BEGIN INPUT DATA

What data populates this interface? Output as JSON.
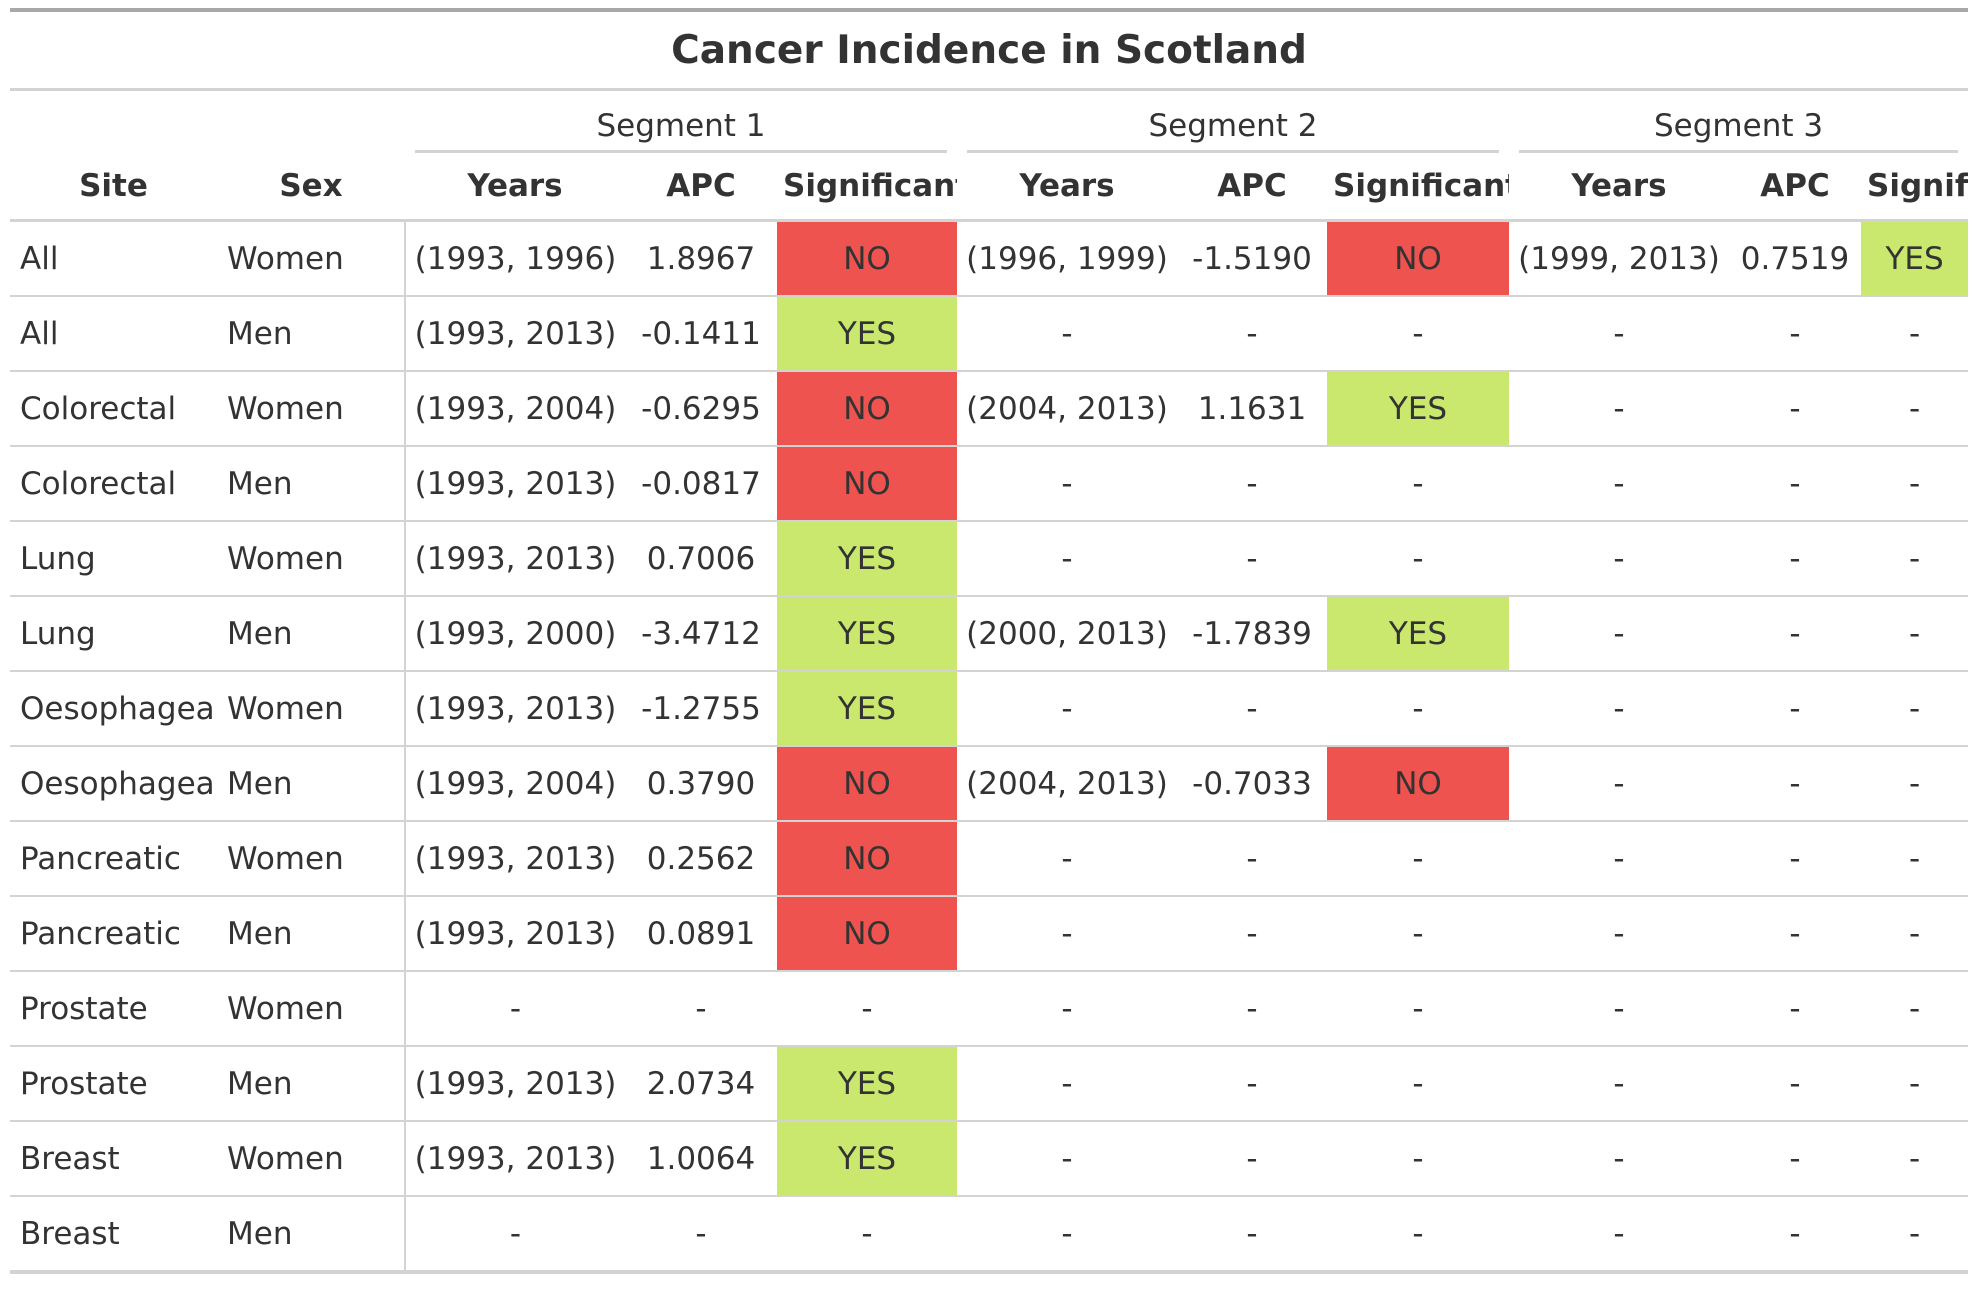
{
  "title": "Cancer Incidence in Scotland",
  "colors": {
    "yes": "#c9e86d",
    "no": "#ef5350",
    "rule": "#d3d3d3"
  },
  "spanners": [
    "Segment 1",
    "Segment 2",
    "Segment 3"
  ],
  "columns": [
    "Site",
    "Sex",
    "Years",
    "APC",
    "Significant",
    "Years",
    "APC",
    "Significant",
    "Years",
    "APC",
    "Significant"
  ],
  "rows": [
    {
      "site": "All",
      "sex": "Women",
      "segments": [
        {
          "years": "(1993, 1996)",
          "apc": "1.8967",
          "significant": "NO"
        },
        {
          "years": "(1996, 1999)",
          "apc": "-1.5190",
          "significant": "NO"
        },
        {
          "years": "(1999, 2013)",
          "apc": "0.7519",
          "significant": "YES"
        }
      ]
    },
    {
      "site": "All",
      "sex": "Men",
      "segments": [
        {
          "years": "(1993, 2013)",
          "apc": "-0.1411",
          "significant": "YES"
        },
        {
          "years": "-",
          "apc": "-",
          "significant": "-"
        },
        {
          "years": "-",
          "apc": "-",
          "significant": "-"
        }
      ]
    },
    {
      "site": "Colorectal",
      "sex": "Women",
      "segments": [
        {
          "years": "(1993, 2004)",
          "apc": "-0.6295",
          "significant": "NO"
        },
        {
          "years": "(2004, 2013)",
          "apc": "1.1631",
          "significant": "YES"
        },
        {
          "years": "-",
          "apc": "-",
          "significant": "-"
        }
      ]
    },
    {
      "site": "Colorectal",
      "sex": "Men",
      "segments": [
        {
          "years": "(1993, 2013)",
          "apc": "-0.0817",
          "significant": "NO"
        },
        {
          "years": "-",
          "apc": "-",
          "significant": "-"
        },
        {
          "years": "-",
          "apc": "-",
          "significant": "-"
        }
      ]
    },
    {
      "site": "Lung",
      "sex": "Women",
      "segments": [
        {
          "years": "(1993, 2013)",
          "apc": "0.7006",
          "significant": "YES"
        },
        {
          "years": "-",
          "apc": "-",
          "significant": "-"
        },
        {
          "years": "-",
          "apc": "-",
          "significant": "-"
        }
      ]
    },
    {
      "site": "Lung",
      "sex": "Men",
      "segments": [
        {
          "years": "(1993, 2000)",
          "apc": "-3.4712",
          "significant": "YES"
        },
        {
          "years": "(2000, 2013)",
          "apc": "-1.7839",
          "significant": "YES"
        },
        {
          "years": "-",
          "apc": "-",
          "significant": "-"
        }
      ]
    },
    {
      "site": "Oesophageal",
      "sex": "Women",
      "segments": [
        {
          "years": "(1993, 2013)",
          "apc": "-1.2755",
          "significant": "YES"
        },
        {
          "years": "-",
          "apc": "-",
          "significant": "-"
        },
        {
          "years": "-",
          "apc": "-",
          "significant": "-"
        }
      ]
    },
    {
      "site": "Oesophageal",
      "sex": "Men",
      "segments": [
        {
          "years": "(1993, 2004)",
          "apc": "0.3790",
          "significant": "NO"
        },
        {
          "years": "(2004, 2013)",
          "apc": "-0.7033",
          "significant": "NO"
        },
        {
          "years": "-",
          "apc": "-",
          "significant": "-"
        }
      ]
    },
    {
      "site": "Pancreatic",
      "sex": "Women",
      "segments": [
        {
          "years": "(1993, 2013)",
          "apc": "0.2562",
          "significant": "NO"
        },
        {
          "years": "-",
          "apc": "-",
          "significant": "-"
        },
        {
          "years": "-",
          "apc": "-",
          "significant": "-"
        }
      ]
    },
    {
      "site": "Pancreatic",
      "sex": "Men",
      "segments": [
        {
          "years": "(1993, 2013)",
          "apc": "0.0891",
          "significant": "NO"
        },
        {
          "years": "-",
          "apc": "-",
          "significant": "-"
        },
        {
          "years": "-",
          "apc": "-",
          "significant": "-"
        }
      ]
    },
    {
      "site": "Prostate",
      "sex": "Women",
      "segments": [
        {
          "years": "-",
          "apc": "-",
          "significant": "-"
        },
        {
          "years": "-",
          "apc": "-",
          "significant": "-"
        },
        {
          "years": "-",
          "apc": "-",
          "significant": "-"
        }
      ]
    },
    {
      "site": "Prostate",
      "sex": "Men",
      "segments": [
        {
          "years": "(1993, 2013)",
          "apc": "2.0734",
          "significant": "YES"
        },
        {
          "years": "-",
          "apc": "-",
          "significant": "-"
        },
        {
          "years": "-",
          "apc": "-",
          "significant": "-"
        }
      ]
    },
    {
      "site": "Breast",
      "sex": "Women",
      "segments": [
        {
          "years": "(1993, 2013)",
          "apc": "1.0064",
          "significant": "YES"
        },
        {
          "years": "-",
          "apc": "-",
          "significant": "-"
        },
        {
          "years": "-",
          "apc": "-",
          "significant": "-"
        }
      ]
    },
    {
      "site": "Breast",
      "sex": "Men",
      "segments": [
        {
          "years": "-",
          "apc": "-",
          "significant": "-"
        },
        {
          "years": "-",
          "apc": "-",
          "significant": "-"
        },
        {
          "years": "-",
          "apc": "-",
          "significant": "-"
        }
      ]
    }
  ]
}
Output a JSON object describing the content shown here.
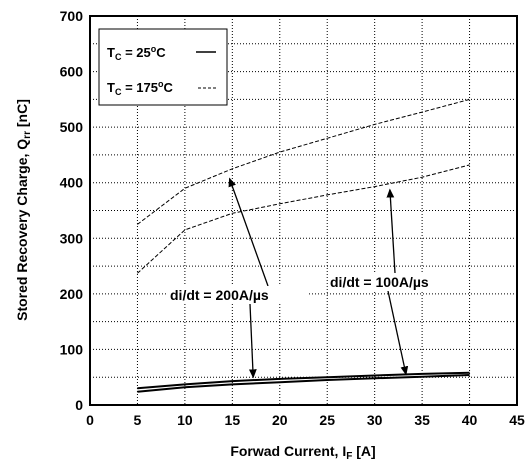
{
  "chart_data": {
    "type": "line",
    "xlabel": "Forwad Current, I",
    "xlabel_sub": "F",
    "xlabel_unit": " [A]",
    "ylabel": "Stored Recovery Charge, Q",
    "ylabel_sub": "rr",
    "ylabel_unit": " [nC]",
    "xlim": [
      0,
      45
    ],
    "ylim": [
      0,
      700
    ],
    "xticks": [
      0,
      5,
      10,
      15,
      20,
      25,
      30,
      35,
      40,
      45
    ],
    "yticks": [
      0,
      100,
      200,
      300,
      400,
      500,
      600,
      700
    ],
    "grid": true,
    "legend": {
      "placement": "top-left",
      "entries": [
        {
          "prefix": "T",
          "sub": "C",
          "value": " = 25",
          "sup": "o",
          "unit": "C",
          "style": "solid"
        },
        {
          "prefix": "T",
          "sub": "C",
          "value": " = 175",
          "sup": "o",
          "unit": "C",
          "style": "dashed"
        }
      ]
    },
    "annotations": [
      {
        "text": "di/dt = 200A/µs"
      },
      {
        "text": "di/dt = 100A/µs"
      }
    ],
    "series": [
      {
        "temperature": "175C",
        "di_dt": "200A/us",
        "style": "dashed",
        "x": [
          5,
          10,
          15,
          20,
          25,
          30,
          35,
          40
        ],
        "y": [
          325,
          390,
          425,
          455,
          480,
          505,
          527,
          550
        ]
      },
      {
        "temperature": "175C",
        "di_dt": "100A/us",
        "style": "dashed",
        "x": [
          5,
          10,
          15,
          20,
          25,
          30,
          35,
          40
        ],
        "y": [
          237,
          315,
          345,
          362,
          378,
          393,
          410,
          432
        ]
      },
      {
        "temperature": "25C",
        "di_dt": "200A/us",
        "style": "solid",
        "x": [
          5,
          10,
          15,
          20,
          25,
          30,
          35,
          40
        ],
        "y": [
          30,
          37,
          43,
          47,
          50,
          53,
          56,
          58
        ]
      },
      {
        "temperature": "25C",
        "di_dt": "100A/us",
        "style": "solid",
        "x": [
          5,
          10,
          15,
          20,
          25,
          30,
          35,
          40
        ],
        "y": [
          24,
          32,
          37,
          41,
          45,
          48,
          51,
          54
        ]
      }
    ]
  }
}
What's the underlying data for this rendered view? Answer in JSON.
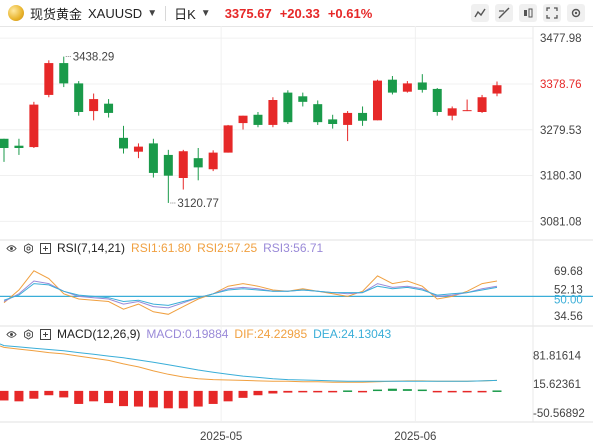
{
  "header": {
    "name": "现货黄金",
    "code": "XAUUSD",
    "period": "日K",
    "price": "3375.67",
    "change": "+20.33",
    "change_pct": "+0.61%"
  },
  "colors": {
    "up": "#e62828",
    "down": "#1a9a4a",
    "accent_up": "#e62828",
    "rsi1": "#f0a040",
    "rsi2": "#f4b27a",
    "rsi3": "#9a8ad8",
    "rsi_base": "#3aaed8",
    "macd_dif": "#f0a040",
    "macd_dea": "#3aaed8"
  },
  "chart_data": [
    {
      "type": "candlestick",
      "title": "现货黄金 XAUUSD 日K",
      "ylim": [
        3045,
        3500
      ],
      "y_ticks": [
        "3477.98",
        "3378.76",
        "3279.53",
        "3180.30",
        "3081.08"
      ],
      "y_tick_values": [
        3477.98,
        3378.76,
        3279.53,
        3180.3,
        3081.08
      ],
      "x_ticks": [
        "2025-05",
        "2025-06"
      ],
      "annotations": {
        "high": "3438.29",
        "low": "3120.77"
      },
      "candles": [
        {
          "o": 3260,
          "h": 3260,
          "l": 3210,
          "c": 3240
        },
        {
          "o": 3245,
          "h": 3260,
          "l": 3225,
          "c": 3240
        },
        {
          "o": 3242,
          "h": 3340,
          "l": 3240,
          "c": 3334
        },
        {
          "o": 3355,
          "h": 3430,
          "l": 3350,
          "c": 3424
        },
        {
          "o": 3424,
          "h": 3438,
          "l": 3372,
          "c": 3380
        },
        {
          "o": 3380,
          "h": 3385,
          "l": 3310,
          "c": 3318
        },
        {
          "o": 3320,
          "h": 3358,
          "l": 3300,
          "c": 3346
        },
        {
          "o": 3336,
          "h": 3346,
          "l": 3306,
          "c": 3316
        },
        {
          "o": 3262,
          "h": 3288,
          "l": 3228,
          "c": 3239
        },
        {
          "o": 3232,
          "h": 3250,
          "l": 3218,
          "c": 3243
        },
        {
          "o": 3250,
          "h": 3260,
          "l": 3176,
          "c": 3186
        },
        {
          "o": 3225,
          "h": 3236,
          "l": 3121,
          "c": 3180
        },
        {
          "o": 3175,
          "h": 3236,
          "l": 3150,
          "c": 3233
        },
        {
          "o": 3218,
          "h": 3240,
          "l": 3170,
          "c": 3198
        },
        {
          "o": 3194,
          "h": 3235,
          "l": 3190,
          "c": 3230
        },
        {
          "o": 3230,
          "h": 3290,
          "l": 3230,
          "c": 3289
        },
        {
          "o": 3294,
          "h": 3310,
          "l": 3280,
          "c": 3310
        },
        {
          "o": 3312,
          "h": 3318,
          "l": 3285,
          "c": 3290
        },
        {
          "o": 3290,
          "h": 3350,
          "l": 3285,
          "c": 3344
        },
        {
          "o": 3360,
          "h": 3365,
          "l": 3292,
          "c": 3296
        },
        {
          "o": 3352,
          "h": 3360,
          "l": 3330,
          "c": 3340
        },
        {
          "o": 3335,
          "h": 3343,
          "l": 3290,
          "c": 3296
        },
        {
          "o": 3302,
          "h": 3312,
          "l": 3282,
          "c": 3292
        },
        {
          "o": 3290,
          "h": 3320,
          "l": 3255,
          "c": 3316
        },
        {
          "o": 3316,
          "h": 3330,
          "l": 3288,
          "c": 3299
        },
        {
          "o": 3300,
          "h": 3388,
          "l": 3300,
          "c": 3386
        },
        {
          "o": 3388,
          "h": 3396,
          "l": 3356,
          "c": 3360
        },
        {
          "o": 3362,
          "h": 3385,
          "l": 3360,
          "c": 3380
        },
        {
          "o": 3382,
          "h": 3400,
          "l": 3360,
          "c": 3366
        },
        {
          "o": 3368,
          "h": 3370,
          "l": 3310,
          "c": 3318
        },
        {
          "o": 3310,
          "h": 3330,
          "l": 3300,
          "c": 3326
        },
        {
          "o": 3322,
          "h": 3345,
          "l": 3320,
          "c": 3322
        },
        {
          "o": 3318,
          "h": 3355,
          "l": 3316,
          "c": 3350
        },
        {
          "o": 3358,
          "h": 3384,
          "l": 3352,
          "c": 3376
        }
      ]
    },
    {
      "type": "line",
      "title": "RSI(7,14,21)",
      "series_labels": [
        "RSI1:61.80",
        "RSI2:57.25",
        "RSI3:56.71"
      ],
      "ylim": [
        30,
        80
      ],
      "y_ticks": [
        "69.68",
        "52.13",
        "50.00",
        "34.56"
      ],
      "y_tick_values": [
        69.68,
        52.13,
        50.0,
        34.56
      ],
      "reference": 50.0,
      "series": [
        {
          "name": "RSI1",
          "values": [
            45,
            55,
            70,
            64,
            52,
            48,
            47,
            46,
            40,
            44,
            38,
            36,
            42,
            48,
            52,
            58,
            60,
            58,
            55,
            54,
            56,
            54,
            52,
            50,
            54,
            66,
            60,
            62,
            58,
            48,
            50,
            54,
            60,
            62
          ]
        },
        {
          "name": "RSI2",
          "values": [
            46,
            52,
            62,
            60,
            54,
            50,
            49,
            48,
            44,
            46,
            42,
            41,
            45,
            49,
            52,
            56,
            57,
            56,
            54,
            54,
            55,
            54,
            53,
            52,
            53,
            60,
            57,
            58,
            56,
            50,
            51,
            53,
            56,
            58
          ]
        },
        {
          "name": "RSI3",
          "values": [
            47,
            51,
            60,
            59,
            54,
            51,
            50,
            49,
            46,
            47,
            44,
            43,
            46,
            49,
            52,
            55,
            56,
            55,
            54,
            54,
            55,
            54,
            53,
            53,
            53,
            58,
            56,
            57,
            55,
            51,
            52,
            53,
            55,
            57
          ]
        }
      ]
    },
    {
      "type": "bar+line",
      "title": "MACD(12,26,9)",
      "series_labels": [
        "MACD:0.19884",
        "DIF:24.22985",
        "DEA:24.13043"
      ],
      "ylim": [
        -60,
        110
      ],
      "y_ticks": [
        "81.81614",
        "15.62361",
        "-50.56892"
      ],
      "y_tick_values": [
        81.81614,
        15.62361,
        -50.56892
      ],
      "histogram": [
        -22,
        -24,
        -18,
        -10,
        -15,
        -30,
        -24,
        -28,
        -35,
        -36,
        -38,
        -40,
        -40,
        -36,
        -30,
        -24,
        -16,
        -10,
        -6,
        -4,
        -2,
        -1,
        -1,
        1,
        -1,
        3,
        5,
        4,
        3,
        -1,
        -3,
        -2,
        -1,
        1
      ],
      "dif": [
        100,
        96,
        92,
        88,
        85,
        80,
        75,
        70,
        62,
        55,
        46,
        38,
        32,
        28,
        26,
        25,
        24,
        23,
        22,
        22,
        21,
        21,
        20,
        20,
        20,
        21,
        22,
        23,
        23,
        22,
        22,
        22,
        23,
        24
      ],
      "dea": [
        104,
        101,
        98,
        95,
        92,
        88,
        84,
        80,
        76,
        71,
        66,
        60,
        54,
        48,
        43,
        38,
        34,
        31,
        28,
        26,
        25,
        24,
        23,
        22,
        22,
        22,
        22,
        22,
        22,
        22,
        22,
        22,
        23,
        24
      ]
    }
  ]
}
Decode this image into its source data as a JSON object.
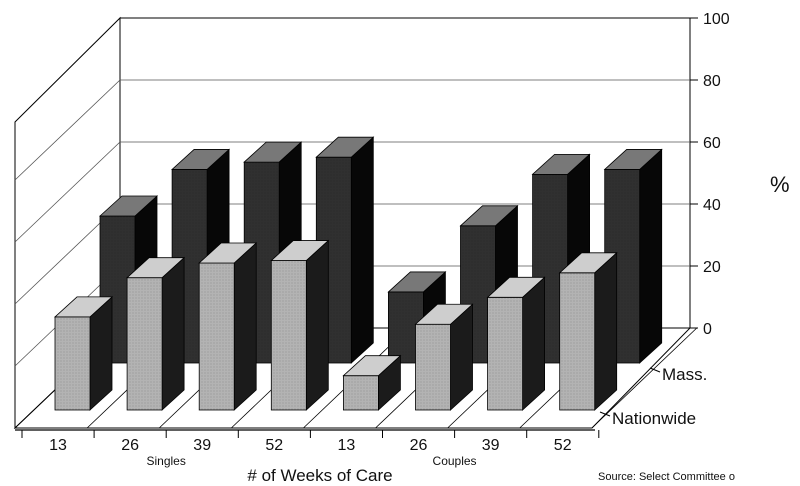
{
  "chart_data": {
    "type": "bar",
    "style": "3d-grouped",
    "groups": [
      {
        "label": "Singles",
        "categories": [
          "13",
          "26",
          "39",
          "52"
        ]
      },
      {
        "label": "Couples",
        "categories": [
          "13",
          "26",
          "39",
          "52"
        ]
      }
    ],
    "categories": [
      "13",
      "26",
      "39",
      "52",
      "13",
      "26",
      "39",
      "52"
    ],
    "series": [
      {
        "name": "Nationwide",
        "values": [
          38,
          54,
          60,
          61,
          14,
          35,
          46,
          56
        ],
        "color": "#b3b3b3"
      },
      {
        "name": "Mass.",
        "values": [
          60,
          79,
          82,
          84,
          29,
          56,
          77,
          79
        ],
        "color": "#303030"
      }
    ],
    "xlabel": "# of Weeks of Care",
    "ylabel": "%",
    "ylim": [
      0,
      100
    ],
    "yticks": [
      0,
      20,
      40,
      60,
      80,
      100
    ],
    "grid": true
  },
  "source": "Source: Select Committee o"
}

END INPUT DATA

Make a list of all lines in the data that contain "this".

What data populates this interface? Output as JSON.
What's the underlying data for this rendered view? Answer in JSON.
Decode this image into its source data as a JSON object.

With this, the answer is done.